▸ **INSTRUCTION**: State the number of lines with the string "defendant" in them, and nothing else.

▸ **EXTRACTED INFORMATION**:
>>

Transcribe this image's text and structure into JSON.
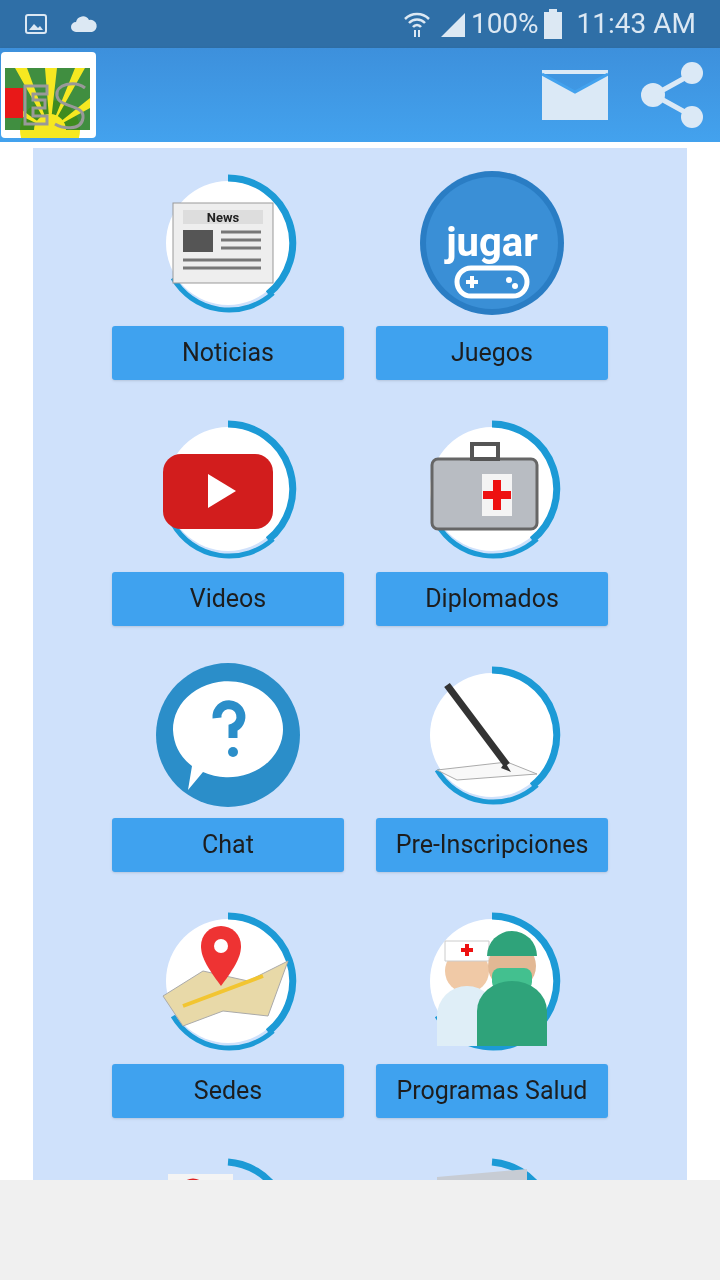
{
  "status_bar": {
    "battery": "100%",
    "time": "11:43 AM"
  },
  "menu": [
    {
      "label": "Noticias",
      "icon_text": "News"
    },
    {
      "label": "Juegos",
      "icon_text": "jugar"
    },
    {
      "label": "Videos"
    },
    {
      "label": "Diplomados"
    },
    {
      "label": "Chat"
    },
    {
      "label": "Pre-Inscripciones"
    },
    {
      "label": "Sedes"
    },
    {
      "label": "Programas Salud"
    }
  ]
}
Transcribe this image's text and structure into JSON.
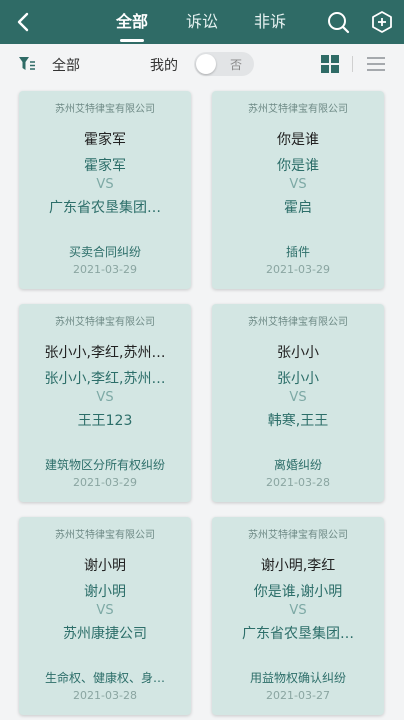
{
  "header": {
    "tabs": [
      {
        "label": "全部",
        "active": true
      },
      {
        "label": "诉讼",
        "active": false
      },
      {
        "label": "非诉",
        "active": false
      }
    ],
    "icons": {
      "back": "back-arrow-icon",
      "search": "search-icon",
      "add": "add-hexagon-icon"
    },
    "bar_color": "#2f6b66"
  },
  "filter": {
    "label": "全部",
    "mine_label": "我的",
    "toggle_text": "否",
    "view_icons": {
      "grid": "grid-view-icon",
      "list": "list-view-icon"
    }
  },
  "cards": [
    {
      "company": "苏州艾特律宝有限公司",
      "title": "霍家军",
      "plaintiff": "霍家军",
      "vs": "VS",
      "defendant": "广东省农垦集团…",
      "case_type": "买卖合同纠纷",
      "date": "2021-03-29"
    },
    {
      "company": "苏州艾特律宝有限公司",
      "title": "你是谁",
      "plaintiff": "你是谁",
      "vs": "VS",
      "defendant": "霍启",
      "case_type": "插件",
      "date": "2021-03-29"
    },
    {
      "company": "苏州艾特律宝有限公司",
      "title": "张小小,李红,苏州…",
      "plaintiff": "张小小,李红,苏州…",
      "vs": "VS",
      "defendant": "王王123",
      "case_type": "建筑物区分所有权纠纷",
      "date": "2021-03-29"
    },
    {
      "company": "苏州艾特律宝有限公司",
      "title": "张小小",
      "plaintiff": "张小小",
      "vs": "VS",
      "defendant": "韩寒,王王",
      "case_type": "离婚纠纷",
      "date": "2021-03-28"
    },
    {
      "company": "苏州艾特律宝有限公司",
      "title": "谢小明",
      "plaintiff": "谢小明",
      "vs": "VS",
      "defendant": "苏州康捷公司",
      "case_type": "生命权、健康权、身…",
      "date": "2021-03-28"
    },
    {
      "company": "苏州艾特律宝有限公司",
      "title": "谢小明,李红",
      "plaintiff": "你是谁,谢小明",
      "vs": "VS",
      "defendant": "广东省农垦集团…",
      "case_type": "用益物权确认纠纷",
      "date": "2021-03-27"
    }
  ]
}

<<

▸ **EXERCISE OUTPUT**: 6